*Directive*: Transcribe everything in the data word for word. Pictures are left out.
-- START OF Records for this task --
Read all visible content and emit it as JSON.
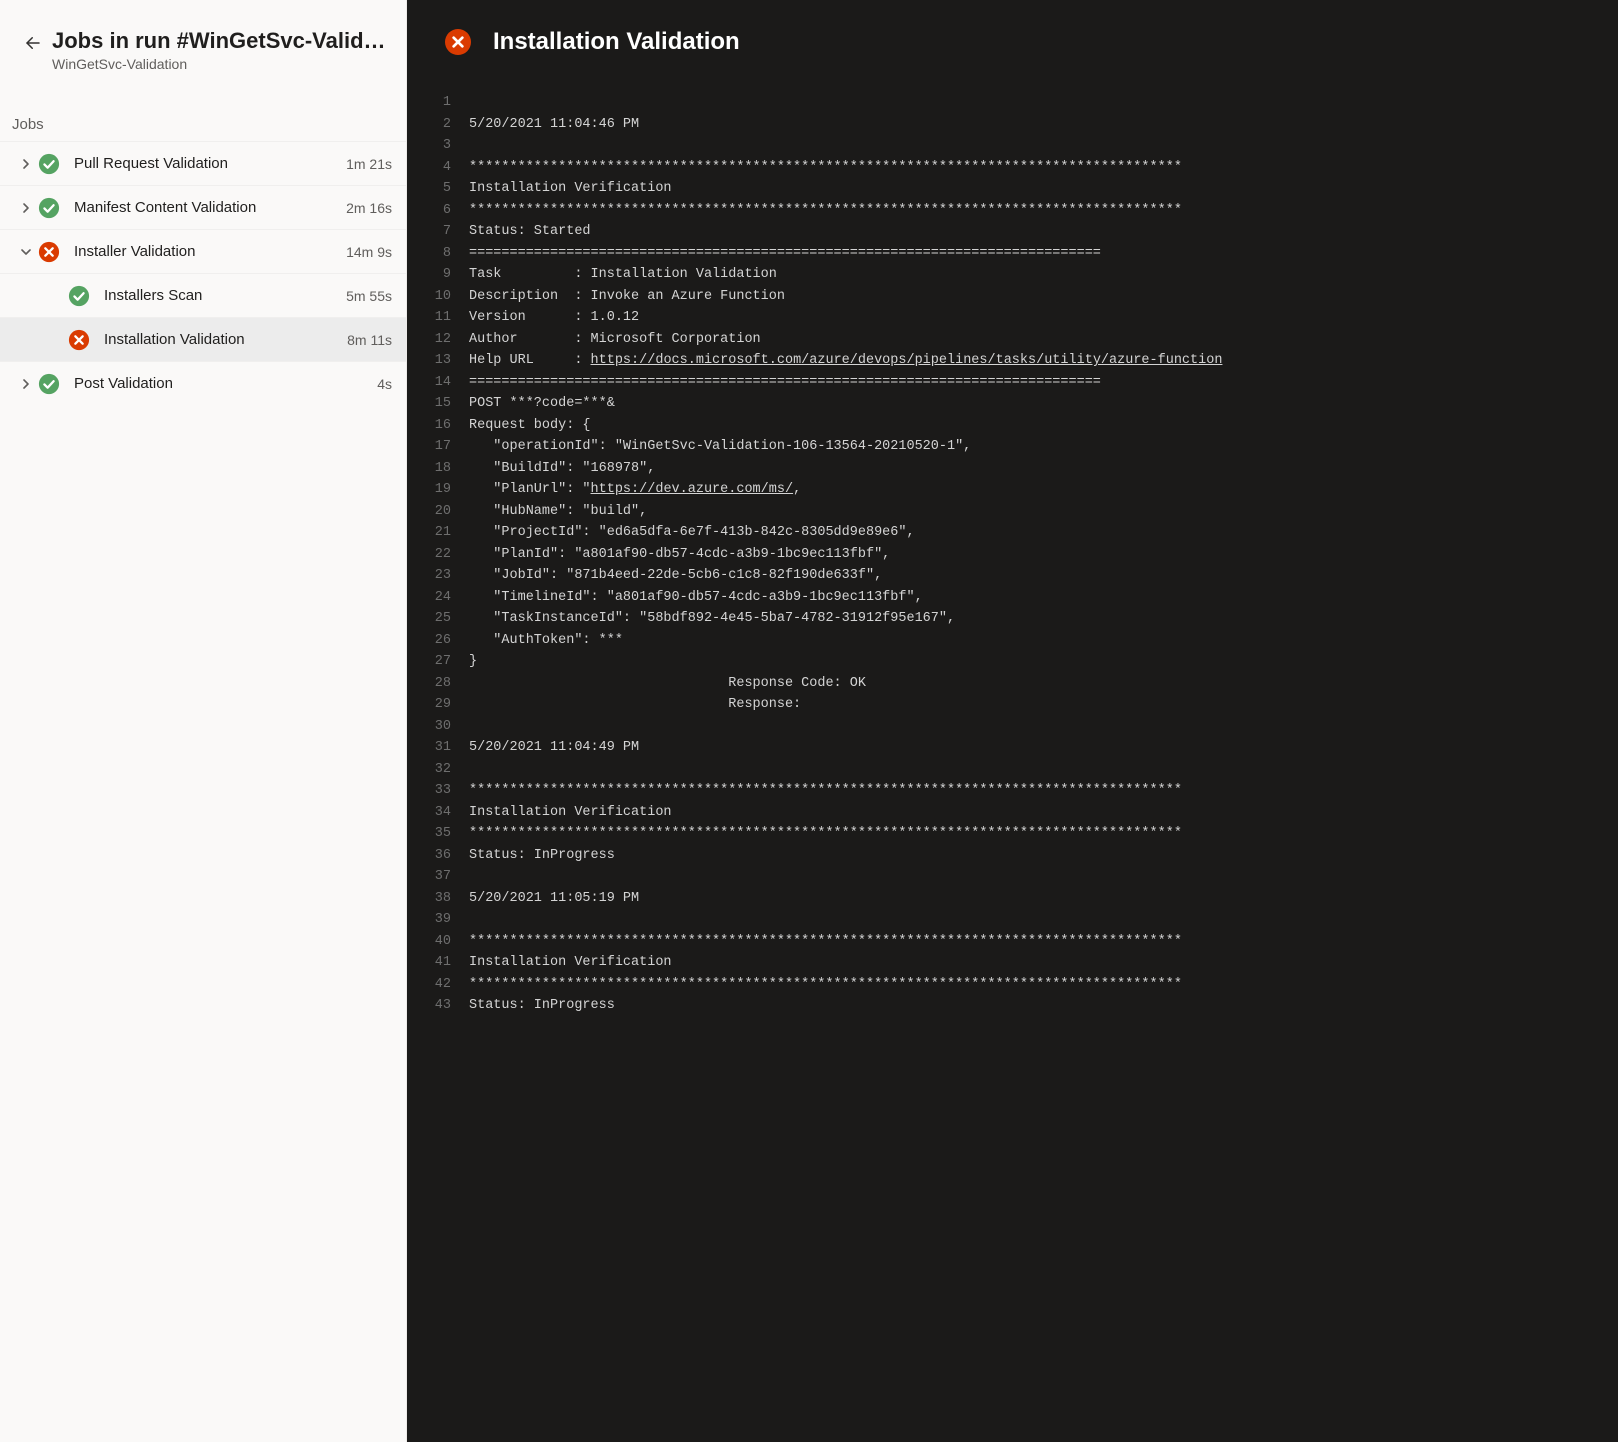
{
  "header": {
    "title": "Jobs in run #WinGetSvc-Valida…",
    "subtitle": "WinGetSvc-Validation"
  },
  "section_label": "Jobs",
  "jobs": [
    {
      "label": "Pull Request Validation",
      "duration": "1m 21s",
      "status": "success",
      "expanded": false,
      "hasChildren": true
    },
    {
      "label": "Manifest Content Validation",
      "duration": "2m 16s",
      "status": "success",
      "expanded": false,
      "hasChildren": true
    },
    {
      "label": "Installer Validation",
      "duration": "14m 9s",
      "status": "fail",
      "expanded": true,
      "hasChildren": true
    },
    {
      "label": "Post Validation",
      "duration": "4s",
      "status": "success",
      "expanded": false,
      "hasChildren": true
    }
  ],
  "steps": [
    {
      "label": "Installers Scan",
      "duration": "5m 55s",
      "status": "success",
      "selected": false
    },
    {
      "label": "Installation Validation",
      "duration": "8m 11s",
      "status": "fail",
      "selected": true
    }
  ],
  "log": {
    "title": "Installation Validation",
    "status": "fail",
    "lines": [
      {
        "n": 1,
        "t": ""
      },
      {
        "n": 2,
        "t": "5/20/2021 11:04:46 PM"
      },
      {
        "n": 3,
        "t": ""
      },
      {
        "n": 4,
        "t": "****************************************************************************************"
      },
      {
        "n": 5,
        "t": "Installation Verification"
      },
      {
        "n": 6,
        "t": "****************************************************************************************"
      },
      {
        "n": 7,
        "t": "Status: Started"
      },
      {
        "n": 8,
        "t": "=============================================================================="
      },
      {
        "n": 9,
        "t": "Task         : Installation Validation"
      },
      {
        "n": 10,
        "t": "Description  : Invoke an Azure Function"
      },
      {
        "n": 11,
        "t": "Version      : 1.0.12"
      },
      {
        "n": 12,
        "t": "Author       : Microsoft Corporation"
      },
      {
        "n": 13,
        "t": "Help URL     : ",
        "link": "https://docs.microsoft.com/azure/devops/pipelines/tasks/utility/azure-function"
      },
      {
        "n": 14,
        "t": "=============================================================================="
      },
      {
        "n": 15,
        "t": "POST ***?code=***&"
      },
      {
        "n": 16,
        "t": "Request body: {"
      },
      {
        "n": 17,
        "t": "   \"operationId\": \"WinGetSvc-Validation-106-13564-20210520-1\","
      },
      {
        "n": 18,
        "t": "   \"BuildId\": \"168978\","
      },
      {
        "n": 19,
        "t": "   \"PlanUrl\": \"",
        "link": "https://dev.azure.com/ms/",
        "tail": ","
      },
      {
        "n": 20,
        "t": "   \"HubName\": \"build\","
      },
      {
        "n": 21,
        "t": "   \"ProjectId\": \"ed6a5dfa-6e7f-413b-842c-8305dd9e89e6\","
      },
      {
        "n": 22,
        "t": "   \"PlanId\": \"a801af90-db57-4cdc-a3b9-1bc9ec113fbf\","
      },
      {
        "n": 23,
        "t": "   \"JobId\": \"871b4eed-22de-5cb6-c1c8-82f190de633f\","
      },
      {
        "n": 24,
        "t": "   \"TimelineId\": \"a801af90-db57-4cdc-a3b9-1bc9ec113fbf\","
      },
      {
        "n": 25,
        "t": "   \"TaskInstanceId\": \"58bdf892-4e45-5ba7-4782-31912f95e167\","
      },
      {
        "n": 26,
        "t": "   \"AuthToken\": ***"
      },
      {
        "n": 27,
        "t": "}"
      },
      {
        "n": 28,
        "t": "                                Response Code: OK"
      },
      {
        "n": 29,
        "t": "                                Response:"
      },
      {
        "n": 30,
        "t": ""
      },
      {
        "n": 31,
        "t": "5/20/2021 11:04:49 PM"
      },
      {
        "n": 32,
        "t": ""
      },
      {
        "n": 33,
        "t": "****************************************************************************************"
      },
      {
        "n": 34,
        "t": "Installation Verification"
      },
      {
        "n": 35,
        "t": "****************************************************************************************"
      },
      {
        "n": 36,
        "t": "Status: InProgress"
      },
      {
        "n": 37,
        "t": ""
      },
      {
        "n": 38,
        "t": "5/20/2021 11:05:19 PM"
      },
      {
        "n": 39,
        "t": ""
      },
      {
        "n": 40,
        "t": "****************************************************************************************"
      },
      {
        "n": 41,
        "t": "Installation Verification"
      },
      {
        "n": 42,
        "t": "****************************************************************************************"
      },
      {
        "n": 43,
        "t": "Status: InProgress"
      }
    ]
  }
}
-- END OF Records for this task --
*Exercise response*:
Read all visible content and emit it as JSON.
{
  "header": {
    "title": "Jobs in run #WinGetSvc-Valida…",
    "subtitle": "WinGetSvc-Validation"
  },
  "section_label": "Jobs",
  "jobs": [
    {
      "label": "Pull Request Validation",
      "duration": "1m 21s",
      "status": "success",
      "expanded": false,
      "hasChildren": true
    },
    {
      "label": "Manifest Content Validation",
      "duration": "2m 16s",
      "status": "success",
      "expanded": false,
      "hasChildren": true
    },
    {
      "label": "Installer Validation",
      "duration": "14m 9s",
      "status": "fail",
      "expanded": true,
      "hasChildren": true
    },
    {
      "label": "Post Validation",
      "duration": "4s",
      "status": "success",
      "expanded": false,
      "hasChildren": true
    }
  ],
  "steps": [
    {
      "label": "Installers Scan",
      "duration": "5m 55s",
      "status": "success",
      "selected": false
    },
    {
      "label": "Installation Validation",
      "duration": "8m 11s",
      "status": "fail",
      "selected": true
    }
  ],
  "log": {
    "title": "Installation Validation",
    "status": "fail",
    "lines": [
      {
        "n": 1,
        "t": ""
      },
      {
        "n": 2,
        "t": "5/20/2021 11:04:46 PM"
      },
      {
        "n": 3,
        "t": ""
      },
      {
        "n": 4,
        "t": "****************************************************************************************"
      },
      {
        "n": 5,
        "t": "Installation Verification"
      },
      {
        "n": 6,
        "t": "****************************************************************************************"
      },
      {
        "n": 7,
        "t": "Status: Started"
      },
      {
        "n": 8,
        "t": "=============================================================================="
      },
      {
        "n": 9,
        "t": "Task         : Installation Validation"
      },
      {
        "n": 10,
        "t": "Description  : Invoke an Azure Function"
      },
      {
        "n": 11,
        "t": "Version      : 1.0.12"
      },
      {
        "n": 12,
        "t": "Author       : Microsoft Corporation"
      },
      {
        "n": 13,
        "t": "Help URL     : ",
        "link": "https://docs.microsoft.com/azure/devops/pipelines/tasks/utility/azure-function"
      },
      {
        "n": 14,
        "t": "=============================================================================="
      },
      {
        "n": 15,
        "t": "POST ***?code=***&"
      },
      {
        "n": 16,
        "t": "Request body: {"
      },
      {
        "n": 17,
        "t": "   \"operationId\": \"WinGetSvc-Validation-106-13564-20210520-1\","
      },
      {
        "n": 18,
        "t": "   \"BuildId\": \"168978\","
      },
      {
        "n": 19,
        "t": "   \"PlanUrl\": \"",
        "link": "https://dev.azure.com/ms/",
        "tail": ","
      },
      {
        "n": 20,
        "t": "   \"HubName\": \"build\","
      },
      {
        "n": 21,
        "t": "   \"ProjectId\": \"ed6a5dfa-6e7f-413b-842c-8305dd9e89e6\","
      },
      {
        "n": 22,
        "t": "   \"PlanId\": \"a801af90-db57-4cdc-a3b9-1bc9ec113fbf\","
      },
      {
        "n": 23,
        "t": "   \"JobId\": \"871b4eed-22de-5cb6-c1c8-82f190de633f\","
      },
      {
        "n": 24,
        "t": "   \"TimelineId\": \"a801af90-db57-4cdc-a3b9-1bc9ec113fbf\","
      },
      {
        "n": 25,
        "t": "   \"TaskInstanceId\": \"58bdf892-4e45-5ba7-4782-31912f95e167\","
      },
      {
        "n": 26,
        "t": "   \"AuthToken\": ***"
      },
      {
        "n": 27,
        "t": "}"
      },
      {
        "n": 28,
        "t": "                                Response Code: OK"
      },
      {
        "n": 29,
        "t": "                                Response:"
      },
      {
        "n": 30,
        "t": ""
      },
      {
        "n": 31,
        "t": "5/20/2021 11:04:49 PM"
      },
      {
        "n": 32,
        "t": ""
      },
      {
        "n": 33,
        "t": "****************************************************************************************"
      },
      {
        "n": 34,
        "t": "Installation Verification"
      },
      {
        "n": 35,
        "t": "****************************************************************************************"
      },
      {
        "n": 36,
        "t": "Status: InProgress"
      },
      {
        "n": 37,
        "t": ""
      },
      {
        "n": 38,
        "t": "5/20/2021 11:05:19 PM"
      },
      {
        "n": 39,
        "t": ""
      },
      {
        "n": 40,
        "t": "****************************************************************************************"
      },
      {
        "n": 41,
        "t": "Installation Verification"
      },
      {
        "n": 42,
        "t": "****************************************************************************************"
      },
      {
        "n": 43,
        "t": "Status: InProgress"
      }
    ]
  }
}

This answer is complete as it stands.